◆ **INFORMATION SHOWN**:
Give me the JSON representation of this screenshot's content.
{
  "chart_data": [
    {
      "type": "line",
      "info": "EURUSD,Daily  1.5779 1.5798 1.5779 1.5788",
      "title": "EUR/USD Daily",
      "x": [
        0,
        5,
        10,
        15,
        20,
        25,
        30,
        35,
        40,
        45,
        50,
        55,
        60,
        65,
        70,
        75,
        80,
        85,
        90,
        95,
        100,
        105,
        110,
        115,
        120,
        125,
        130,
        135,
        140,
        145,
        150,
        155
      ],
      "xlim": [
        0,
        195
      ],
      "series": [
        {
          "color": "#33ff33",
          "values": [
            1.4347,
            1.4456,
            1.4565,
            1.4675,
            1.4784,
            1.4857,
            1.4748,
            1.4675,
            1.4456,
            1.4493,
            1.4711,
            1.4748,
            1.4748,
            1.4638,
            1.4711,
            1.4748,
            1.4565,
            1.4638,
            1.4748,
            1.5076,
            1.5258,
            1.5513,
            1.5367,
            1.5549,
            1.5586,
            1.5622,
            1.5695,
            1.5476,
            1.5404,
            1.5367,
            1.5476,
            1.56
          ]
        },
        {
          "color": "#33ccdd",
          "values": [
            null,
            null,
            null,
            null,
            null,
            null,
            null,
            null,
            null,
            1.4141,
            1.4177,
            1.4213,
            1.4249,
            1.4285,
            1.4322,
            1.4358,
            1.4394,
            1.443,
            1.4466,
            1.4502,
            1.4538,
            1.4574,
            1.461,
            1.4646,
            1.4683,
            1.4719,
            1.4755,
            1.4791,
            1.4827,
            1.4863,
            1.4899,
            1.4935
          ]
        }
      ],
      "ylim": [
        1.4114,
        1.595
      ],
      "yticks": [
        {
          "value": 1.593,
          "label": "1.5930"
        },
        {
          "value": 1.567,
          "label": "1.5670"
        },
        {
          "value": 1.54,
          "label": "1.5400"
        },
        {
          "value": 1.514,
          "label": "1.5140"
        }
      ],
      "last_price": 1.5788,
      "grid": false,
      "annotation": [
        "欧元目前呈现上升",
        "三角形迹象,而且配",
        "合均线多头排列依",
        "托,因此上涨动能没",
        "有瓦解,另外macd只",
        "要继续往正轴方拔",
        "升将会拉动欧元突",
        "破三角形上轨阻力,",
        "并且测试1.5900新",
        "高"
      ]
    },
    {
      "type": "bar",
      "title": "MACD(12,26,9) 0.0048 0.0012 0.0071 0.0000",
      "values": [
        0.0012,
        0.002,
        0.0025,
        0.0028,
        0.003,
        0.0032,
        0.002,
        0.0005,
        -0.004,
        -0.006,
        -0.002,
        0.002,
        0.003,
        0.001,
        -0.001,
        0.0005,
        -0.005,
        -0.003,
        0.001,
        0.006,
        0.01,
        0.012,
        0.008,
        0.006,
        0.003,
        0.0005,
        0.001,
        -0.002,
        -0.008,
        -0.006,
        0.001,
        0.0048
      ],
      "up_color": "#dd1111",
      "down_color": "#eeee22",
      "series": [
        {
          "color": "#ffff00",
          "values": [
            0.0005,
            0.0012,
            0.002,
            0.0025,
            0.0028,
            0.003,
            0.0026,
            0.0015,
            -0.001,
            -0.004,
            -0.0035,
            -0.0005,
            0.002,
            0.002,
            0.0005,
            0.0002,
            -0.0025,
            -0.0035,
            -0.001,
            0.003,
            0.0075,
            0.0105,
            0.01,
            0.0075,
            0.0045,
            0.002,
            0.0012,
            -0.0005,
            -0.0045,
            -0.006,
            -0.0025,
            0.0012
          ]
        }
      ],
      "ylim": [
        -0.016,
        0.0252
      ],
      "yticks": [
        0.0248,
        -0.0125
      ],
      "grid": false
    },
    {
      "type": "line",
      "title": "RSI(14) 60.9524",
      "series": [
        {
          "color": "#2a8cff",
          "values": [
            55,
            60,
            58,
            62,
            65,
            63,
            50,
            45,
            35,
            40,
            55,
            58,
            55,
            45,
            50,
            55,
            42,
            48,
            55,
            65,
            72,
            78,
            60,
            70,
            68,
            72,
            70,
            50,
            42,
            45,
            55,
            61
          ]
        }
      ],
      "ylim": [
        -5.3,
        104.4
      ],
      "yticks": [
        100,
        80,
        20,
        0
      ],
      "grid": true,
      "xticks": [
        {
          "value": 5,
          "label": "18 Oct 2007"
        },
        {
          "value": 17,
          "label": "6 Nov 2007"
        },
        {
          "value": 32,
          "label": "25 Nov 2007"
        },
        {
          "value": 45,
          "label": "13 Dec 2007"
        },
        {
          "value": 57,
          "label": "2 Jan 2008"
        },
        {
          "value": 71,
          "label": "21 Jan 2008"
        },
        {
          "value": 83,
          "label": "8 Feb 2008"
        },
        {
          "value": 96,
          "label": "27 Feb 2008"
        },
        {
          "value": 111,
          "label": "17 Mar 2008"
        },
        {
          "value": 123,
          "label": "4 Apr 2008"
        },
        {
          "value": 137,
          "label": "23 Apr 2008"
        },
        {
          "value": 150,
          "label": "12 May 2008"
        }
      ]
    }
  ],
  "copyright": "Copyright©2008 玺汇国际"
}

◆ **EXERCISE REQUIREMENTS**: Go through the records and gather the lines that hold "title".

◆ **TASK RESULT**:
      "title": "EUR/USD Daily",
      "title": "MACD(12,26,9) 0.0048 0.0012 0.0071 0.0000",
      "title": "RSI(14) 60.9524",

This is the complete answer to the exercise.